#### Supplied material

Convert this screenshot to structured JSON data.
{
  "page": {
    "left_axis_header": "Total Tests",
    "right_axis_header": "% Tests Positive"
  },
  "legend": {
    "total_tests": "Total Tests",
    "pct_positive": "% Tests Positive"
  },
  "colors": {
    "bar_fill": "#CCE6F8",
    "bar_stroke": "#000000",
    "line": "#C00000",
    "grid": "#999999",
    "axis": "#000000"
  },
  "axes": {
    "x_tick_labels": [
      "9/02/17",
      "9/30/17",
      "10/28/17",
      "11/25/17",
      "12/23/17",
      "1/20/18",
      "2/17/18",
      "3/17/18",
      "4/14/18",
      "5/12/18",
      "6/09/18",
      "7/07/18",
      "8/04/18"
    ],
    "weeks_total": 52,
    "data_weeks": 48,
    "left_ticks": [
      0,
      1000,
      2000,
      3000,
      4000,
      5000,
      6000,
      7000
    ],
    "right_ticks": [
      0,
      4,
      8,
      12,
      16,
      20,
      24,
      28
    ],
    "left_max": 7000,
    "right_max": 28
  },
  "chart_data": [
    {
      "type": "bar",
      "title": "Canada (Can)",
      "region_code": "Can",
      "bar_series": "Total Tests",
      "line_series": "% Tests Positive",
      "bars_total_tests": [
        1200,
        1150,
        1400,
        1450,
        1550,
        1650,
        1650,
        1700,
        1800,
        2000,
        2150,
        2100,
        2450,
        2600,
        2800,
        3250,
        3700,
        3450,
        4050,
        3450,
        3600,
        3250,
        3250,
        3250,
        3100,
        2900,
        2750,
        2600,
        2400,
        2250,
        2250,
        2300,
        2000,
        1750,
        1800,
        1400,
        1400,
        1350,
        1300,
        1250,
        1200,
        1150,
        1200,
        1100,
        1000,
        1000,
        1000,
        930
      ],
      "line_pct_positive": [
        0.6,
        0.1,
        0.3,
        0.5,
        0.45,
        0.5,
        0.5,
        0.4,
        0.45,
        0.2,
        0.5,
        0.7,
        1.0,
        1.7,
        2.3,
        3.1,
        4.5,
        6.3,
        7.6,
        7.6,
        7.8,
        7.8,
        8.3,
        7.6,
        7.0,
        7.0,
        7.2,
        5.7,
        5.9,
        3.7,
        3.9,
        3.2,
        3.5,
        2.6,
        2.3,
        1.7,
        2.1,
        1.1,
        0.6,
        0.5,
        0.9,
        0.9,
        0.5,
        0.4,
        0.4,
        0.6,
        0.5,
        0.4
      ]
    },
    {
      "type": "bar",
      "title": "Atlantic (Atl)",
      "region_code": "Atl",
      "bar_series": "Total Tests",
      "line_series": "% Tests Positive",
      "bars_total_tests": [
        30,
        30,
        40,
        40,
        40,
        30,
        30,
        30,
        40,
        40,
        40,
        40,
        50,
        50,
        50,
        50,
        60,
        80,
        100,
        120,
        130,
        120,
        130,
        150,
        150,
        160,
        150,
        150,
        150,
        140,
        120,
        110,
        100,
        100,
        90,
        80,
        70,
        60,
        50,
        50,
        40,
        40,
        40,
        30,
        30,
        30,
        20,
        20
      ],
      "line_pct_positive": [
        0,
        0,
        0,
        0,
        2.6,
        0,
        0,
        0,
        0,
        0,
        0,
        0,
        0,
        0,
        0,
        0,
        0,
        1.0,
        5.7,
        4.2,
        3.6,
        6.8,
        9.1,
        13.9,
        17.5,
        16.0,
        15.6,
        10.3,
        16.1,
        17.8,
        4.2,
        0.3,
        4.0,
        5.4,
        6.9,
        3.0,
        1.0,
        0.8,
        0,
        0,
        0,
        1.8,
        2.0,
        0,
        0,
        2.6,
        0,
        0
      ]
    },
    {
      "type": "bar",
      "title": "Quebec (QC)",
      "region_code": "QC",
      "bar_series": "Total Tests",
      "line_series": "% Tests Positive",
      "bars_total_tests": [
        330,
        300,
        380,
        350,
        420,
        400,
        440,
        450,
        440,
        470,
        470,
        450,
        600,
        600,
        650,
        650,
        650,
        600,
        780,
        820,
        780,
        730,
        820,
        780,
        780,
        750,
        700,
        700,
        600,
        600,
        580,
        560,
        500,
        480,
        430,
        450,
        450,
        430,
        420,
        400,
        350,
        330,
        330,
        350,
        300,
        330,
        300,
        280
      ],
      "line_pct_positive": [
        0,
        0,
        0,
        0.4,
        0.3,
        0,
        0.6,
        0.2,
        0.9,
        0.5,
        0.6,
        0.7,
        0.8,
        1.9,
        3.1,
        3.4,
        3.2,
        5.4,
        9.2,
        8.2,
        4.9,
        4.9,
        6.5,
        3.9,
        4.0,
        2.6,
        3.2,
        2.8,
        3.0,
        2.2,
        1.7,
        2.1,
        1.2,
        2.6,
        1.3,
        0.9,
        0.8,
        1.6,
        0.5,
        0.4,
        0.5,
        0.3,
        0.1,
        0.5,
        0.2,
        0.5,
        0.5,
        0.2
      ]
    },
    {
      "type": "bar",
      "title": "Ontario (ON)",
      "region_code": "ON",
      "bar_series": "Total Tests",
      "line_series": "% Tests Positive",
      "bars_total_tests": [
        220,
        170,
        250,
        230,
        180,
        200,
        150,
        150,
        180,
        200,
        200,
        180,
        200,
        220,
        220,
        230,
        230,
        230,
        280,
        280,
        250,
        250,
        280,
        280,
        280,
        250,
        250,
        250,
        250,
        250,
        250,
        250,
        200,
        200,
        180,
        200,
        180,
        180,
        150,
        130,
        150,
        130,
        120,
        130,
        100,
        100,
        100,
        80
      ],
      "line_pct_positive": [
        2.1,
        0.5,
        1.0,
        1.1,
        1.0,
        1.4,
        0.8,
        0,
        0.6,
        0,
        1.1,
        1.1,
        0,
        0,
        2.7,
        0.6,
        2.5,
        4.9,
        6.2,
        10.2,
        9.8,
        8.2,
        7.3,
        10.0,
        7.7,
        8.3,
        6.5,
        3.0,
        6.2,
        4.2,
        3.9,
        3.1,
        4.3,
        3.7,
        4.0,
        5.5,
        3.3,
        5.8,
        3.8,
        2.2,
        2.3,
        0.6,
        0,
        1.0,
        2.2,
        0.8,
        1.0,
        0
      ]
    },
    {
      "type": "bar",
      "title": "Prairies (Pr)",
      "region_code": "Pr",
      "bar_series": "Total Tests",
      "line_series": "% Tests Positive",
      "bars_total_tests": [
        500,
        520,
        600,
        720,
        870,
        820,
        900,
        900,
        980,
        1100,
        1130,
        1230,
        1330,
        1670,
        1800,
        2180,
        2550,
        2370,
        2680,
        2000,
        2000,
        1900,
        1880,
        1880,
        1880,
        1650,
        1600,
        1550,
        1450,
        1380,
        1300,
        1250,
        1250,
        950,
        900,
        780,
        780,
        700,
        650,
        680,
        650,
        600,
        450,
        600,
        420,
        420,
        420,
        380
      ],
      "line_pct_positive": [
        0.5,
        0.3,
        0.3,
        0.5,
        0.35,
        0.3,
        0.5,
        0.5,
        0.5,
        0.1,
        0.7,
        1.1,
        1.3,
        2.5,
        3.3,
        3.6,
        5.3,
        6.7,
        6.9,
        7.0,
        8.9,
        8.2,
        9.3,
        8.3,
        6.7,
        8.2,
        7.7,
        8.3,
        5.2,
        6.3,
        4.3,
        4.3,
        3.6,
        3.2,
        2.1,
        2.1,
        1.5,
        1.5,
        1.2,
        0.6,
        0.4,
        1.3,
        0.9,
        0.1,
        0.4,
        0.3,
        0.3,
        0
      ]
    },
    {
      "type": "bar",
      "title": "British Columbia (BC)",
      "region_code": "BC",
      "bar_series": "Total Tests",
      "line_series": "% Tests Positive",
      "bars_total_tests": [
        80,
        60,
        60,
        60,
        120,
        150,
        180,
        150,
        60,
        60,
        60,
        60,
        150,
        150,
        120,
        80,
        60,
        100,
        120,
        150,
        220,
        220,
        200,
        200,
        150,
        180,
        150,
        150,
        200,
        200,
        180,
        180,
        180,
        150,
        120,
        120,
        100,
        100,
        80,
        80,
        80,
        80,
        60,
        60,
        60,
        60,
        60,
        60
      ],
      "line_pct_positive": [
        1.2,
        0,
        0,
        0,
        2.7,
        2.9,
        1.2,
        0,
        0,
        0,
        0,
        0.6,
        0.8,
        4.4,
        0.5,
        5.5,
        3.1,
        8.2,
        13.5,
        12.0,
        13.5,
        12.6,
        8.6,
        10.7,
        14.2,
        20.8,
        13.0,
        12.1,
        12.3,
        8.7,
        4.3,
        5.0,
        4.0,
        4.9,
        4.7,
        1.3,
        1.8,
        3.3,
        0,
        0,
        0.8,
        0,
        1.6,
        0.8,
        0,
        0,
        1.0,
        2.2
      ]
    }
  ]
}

#### Task to carry out
Count each line above in which the string "title" appears, then state only the total.

#### Output
6